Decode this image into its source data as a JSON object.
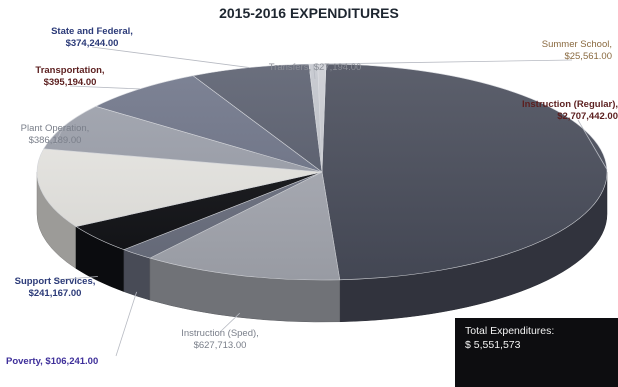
{
  "chart_data": {
    "type": "pie",
    "title": "2015-2016 EXPENDITURES",
    "slices": [
      {
        "name": "Instruction (Regular),",
        "value": "$2,707,442.00",
        "amount": 2707442,
        "color": "#4a4e5c"
      },
      {
        "name": "Instruction (Sped),",
        "value": "$627,713.00",
        "amount": 627713,
        "color": "#a9acb5"
      },
      {
        "name": "Poverty,",
        "value": "$106,241.00",
        "amount": 106241,
        "color": "#6d7282"
      },
      {
        "name": "Support Services,",
        "value": "$241,167.00",
        "amount": 241167,
        "color": "#111216"
      },
      {
        "name": "",
        "value": "",
        "amount": 659000,
        "color": "#ecebe7"
      },
      {
        "name": "Plant Operation,",
        "value": "$386,189.00",
        "amount": 386189,
        "color": "#9ea2ad"
      },
      {
        "name": "Transportation,",
        "value": "$395,194.00",
        "amount": 395194,
        "color": "#70768a"
      },
      {
        "name": "State and Federal,",
        "value": "$374,244.00",
        "amount": 374244,
        "color": "#5a5f6f"
      },
      {
        "name": "Transfers,",
        "value": "$27,194.00",
        "amount": 27194,
        "color": "#c4c7ce"
      },
      {
        "name": "Summer School,",
        "value": "$25,561.00",
        "amount": 25561,
        "color": "#ccced4"
      }
    ]
  },
  "total": {
    "label": "Total Expenditures:",
    "value": "$ 5,551,573"
  }
}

● **WHAT IS ASKED**
Give an exact copy of the material, leaving out every picture.

● **RESPONSE FOR THIS EXERCISE**
Decode this image into its source data as a JSON object.
{
  "chart_data": {
    "type": "pie",
    "title": "2015-2016 EXPENDITURES",
    "slices": [
      {
        "name": "Instruction (Regular),",
        "value": "$2,707,442.00",
        "amount": 2707442,
        "color": "#4a4e5c"
      },
      {
        "name": "Instruction (Sped),",
        "value": "$627,713.00",
        "amount": 627713,
        "color": "#a9acb5"
      },
      {
        "name": "Poverty,",
        "value": "$106,241.00",
        "amount": 106241,
        "color": "#6d7282"
      },
      {
        "name": "Support Services,",
        "value": "$241,167.00",
        "amount": 241167,
        "color": "#111216"
      },
      {
        "name": "",
        "value": "",
        "amount": 659000,
        "color": "#ecebe7"
      },
      {
        "name": "Plant Operation,",
        "value": "$386,189.00",
        "amount": 386189,
        "color": "#9ea2ad"
      },
      {
        "name": "Transportation,",
        "value": "$395,194.00",
        "amount": 395194,
        "color": "#70768a"
      },
      {
        "name": "State and Federal,",
        "value": "$374,244.00",
        "amount": 374244,
        "color": "#5a5f6f"
      },
      {
        "name": "Transfers,",
        "value": "$27,194.00",
        "amount": 27194,
        "color": "#c4c7ce"
      },
      {
        "name": "Summer School,",
        "value": "$25,561.00",
        "amount": 25561,
        "color": "#ccced4"
      }
    ]
  },
  "total": {
    "label": "Total Expenditures:",
    "value": "$ 5,551,573"
  }
}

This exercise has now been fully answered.